Colas para matricularse en un centro de enseñanza, para sacar dinero de un cajero, para hacer la declaración de la renta, para subir al autobús o al avión, incluso para pagar (¡!).

Si compramos en un supermercado de los más económicos deberemos pensar que hacer cola ante la caja es lo que está mandado. Se supone que no debe importarnos esperar un rato si el ahorro va a ser importante. En cambio, no me queda tan claro cuál es la ventaja que uno obtiene por aguardar en una cola similar de un lugar en el que uno está pagando más por cada producto que compra. Precios superiores y... ¿largas colas? No me cuadra. Pero ocurre.

Hace muchos años, cuando no existía este tipo de grandes superficies comerciales, venía bien esperar a que a uno le tocase su turno en la pequeña tienda del barrio. Daba tiempo a pensar qué se iba a pedir al tendero. Ahora, en cambio, tras recorrer todos los pasillos del almacén empujando un carro y tratando de que no se nos vaya para el lado de siempre, cuando llegamos a la caja los deberes ya están más que hechos. La espera acaba siendo sólo eso y el tiempo está perdido de antemano.

Por fortuna sigue habiendo mercados de abastos y podemos hacer la lista de la compra mentalmente mientras esperamos a que el frutero, el carnicero o el pescadero se dirija a nosotros. No me gusta que cuando me llega el turno me pillen distraido, así que en vez de abstraerme pensando en cualquier cosa mientras observo y disfruto de lo que sucede a mi alrededor, ahí me quedo, vigilando que nadie se me cuele y repasando qué es lo que voy a pedir en cuanto me toque. Lo malo es que siempre se me olvida algo. Todavía está por llegar La compra perfecta. Me explico: sin un solo olvido y, por supuesto, sin colas.

[Extractos de un conjunto de datos]
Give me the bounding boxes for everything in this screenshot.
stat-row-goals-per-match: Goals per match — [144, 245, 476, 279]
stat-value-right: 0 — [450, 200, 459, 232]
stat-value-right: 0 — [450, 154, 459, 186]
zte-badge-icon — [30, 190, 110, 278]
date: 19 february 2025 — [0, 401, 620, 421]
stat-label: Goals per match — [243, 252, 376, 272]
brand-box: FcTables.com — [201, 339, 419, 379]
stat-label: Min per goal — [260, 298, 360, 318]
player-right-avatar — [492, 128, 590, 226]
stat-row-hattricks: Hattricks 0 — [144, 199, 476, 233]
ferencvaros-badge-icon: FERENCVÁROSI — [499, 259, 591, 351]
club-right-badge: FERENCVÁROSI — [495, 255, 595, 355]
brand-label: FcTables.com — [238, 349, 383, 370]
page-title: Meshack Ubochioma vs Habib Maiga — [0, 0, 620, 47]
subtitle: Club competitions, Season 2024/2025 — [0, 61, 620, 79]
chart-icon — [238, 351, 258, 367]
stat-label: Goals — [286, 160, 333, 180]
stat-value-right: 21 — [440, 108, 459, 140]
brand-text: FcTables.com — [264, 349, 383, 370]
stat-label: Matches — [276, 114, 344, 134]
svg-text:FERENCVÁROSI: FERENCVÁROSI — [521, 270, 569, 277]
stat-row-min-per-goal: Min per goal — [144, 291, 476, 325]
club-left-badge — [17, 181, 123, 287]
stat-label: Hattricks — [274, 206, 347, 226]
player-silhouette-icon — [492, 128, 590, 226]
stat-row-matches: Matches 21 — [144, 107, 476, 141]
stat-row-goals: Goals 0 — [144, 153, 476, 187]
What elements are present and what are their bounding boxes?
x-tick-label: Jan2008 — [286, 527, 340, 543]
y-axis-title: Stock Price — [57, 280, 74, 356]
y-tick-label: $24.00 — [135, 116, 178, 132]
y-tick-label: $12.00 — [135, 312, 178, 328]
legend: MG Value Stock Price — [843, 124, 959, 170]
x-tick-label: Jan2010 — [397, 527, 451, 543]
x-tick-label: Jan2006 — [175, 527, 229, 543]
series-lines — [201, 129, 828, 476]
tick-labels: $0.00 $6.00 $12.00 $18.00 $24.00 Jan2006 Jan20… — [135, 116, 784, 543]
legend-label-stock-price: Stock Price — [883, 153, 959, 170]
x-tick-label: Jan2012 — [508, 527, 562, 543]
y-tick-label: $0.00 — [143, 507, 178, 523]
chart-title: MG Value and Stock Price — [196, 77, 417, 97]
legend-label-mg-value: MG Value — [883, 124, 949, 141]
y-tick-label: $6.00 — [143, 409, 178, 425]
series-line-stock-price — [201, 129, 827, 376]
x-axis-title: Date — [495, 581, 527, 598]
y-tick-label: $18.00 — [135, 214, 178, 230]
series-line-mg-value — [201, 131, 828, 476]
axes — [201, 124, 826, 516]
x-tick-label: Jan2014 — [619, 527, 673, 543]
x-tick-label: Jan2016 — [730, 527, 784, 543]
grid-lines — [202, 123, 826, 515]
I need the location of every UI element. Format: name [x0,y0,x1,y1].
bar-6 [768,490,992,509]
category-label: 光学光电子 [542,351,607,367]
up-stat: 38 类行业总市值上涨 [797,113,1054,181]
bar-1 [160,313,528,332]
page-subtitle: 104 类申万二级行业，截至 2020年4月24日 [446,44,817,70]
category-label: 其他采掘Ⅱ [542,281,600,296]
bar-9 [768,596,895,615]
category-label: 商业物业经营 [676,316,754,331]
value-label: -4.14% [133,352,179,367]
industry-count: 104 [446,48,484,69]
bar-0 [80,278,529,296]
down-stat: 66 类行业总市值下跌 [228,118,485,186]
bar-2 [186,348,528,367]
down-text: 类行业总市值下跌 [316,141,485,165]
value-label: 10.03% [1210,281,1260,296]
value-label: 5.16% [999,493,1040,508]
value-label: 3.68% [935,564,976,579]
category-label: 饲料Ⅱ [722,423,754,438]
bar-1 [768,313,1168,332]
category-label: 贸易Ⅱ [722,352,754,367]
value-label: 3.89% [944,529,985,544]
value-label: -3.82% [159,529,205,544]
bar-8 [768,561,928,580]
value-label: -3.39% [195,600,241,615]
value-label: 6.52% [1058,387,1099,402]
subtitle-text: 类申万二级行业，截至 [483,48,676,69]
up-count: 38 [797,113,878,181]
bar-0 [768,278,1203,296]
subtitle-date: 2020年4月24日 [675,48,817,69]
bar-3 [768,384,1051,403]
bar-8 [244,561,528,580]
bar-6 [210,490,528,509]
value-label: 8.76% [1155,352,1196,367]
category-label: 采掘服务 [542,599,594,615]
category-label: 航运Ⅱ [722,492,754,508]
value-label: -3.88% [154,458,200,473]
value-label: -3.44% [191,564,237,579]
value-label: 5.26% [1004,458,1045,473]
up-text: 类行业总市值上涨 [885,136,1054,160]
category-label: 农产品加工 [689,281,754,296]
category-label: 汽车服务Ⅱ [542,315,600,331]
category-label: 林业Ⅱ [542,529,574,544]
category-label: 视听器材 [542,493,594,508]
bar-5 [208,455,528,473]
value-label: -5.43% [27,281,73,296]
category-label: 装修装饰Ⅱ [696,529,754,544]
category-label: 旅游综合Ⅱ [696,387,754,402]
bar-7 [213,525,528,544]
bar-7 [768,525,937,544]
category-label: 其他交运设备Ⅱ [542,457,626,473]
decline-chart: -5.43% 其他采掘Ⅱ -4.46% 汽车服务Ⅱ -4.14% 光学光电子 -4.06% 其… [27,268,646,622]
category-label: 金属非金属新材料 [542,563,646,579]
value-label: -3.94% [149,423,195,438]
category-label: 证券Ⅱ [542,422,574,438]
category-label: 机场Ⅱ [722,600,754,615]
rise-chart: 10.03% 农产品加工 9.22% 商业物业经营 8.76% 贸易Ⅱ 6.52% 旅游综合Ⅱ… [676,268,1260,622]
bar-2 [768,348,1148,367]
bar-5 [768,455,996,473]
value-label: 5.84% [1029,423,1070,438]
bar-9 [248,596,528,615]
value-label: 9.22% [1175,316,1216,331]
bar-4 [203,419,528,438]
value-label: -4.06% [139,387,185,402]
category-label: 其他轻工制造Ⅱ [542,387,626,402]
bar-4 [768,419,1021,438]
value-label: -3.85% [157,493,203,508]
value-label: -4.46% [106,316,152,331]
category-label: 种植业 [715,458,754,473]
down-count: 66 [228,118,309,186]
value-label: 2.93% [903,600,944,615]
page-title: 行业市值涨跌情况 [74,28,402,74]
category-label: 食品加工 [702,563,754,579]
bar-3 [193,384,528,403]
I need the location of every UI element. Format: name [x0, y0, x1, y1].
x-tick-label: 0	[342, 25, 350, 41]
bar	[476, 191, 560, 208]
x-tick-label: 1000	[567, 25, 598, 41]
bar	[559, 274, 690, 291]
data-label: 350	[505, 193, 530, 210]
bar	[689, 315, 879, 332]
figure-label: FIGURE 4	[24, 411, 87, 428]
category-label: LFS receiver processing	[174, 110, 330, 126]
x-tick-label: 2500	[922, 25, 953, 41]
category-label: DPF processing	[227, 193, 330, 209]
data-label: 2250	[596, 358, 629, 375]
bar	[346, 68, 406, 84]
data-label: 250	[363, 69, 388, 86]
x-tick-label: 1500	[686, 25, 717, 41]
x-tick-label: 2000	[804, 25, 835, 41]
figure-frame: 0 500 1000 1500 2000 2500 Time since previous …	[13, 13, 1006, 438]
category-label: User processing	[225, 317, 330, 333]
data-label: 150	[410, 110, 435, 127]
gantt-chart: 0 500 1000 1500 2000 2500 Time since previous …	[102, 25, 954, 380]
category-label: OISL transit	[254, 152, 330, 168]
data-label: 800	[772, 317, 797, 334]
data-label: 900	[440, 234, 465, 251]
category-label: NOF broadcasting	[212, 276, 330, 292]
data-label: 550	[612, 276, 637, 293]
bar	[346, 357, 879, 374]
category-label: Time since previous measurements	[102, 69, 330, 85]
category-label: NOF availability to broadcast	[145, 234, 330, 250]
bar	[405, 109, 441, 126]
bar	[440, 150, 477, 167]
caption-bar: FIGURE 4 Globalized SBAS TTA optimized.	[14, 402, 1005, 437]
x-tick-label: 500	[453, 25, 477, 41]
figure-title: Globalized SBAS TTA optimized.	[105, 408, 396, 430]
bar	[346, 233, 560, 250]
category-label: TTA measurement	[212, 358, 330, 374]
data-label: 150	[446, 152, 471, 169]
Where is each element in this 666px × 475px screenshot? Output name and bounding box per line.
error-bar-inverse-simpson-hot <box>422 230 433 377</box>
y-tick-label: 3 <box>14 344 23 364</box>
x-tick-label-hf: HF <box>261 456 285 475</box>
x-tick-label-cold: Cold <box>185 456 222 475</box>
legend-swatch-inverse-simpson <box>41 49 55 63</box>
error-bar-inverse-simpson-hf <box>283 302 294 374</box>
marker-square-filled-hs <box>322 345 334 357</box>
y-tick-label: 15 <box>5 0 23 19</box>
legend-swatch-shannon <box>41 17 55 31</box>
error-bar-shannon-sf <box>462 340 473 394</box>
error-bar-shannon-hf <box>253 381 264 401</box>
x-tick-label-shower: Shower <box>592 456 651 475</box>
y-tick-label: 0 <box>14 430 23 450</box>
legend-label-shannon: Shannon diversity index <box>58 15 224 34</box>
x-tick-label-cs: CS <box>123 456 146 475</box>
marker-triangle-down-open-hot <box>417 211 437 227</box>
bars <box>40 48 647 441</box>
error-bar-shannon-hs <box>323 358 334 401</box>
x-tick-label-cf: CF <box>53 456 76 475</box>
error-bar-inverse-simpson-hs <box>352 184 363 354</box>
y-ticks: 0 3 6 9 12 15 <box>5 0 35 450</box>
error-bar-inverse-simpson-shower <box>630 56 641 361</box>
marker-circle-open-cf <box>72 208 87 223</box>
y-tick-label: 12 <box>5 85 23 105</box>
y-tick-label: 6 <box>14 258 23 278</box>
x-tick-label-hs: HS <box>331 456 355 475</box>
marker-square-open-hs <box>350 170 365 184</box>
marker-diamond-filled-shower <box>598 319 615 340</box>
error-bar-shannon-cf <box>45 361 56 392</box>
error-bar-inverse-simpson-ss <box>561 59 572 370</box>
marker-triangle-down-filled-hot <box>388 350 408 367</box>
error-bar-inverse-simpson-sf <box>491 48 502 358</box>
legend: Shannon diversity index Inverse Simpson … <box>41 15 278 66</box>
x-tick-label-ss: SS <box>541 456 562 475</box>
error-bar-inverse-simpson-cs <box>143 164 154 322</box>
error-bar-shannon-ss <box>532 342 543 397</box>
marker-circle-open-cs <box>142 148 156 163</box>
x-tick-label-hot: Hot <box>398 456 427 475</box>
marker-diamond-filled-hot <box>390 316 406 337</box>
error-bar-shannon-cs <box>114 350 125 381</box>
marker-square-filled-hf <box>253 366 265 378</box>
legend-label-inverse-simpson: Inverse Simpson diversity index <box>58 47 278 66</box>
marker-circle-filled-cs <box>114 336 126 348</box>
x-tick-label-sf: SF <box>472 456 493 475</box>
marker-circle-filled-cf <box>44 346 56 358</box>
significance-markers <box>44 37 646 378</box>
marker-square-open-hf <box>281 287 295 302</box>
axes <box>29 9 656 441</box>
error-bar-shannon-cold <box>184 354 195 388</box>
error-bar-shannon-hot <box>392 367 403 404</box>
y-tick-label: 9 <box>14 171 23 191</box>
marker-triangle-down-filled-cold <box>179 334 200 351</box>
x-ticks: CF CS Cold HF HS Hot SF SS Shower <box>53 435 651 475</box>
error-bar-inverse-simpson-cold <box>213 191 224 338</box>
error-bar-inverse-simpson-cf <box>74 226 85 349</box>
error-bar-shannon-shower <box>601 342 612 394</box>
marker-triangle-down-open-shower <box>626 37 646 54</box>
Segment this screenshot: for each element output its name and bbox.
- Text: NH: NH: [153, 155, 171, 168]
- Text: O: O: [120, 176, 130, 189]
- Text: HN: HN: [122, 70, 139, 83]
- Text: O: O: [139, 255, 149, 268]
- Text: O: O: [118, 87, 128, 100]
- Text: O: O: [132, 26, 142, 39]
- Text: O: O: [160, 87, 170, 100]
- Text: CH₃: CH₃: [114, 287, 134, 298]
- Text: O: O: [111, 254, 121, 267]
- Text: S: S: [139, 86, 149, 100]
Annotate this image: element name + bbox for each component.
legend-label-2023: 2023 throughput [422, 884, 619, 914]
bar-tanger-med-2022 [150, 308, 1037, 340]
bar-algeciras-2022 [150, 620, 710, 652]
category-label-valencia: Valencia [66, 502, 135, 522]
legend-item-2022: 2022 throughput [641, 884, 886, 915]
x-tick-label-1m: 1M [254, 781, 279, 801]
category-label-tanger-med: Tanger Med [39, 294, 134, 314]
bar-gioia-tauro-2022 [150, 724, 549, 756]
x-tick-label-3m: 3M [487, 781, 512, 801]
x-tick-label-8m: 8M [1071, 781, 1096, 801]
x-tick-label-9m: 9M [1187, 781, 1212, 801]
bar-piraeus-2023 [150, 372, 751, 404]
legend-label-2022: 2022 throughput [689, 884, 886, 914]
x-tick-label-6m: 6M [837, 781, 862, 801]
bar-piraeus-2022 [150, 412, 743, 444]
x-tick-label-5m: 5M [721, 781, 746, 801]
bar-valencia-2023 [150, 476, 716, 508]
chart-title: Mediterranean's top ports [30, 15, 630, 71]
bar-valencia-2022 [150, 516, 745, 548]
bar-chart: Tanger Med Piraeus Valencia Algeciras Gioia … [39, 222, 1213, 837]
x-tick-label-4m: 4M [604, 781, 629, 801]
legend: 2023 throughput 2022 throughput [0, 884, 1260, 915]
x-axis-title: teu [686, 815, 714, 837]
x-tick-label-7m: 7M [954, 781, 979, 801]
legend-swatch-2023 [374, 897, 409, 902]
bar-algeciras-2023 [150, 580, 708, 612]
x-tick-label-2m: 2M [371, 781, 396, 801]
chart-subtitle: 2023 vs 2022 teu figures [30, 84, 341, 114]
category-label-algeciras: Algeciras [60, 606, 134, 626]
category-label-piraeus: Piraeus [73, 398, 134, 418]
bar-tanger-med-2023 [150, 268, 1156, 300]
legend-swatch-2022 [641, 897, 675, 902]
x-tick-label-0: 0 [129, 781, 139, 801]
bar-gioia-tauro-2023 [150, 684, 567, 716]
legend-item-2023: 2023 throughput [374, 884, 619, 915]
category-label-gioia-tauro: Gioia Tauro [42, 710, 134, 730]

◆ ENCARGO DE TRABAJO ◆
Reproduce tal cual el fragmento sobre las colas, todo lo que va desde "Por fortuna sigue" hasta "supuesto, sin colas.", ambos incluidos. Los datos no tienen relación con el fragmento.

◆ RESPUESTA AL ENCARGO ◆
Por fortuna sigue habiendo mercados de abastos y podemos hacer la lista de la compra mentalmente mientras esperamos a que el frutero, el carnicero o el pescadero se dirija a nosotros. No me gusta que cuando me llega el turno me pillen distraido, así que en vez de abstraerme pensando en cualquier cosa mientras observo y disfruto de lo que sucede a mi alrededor, ahí me quedo, vigilando que nadie se me cuele y repasando qué es lo que voy a pedir en cuanto me toque. Lo malo es que siempre se me olvida algo. Todavía está por llegar La compra perfecta. Me explico: sin un solo olvido y, por supuesto, sin colas.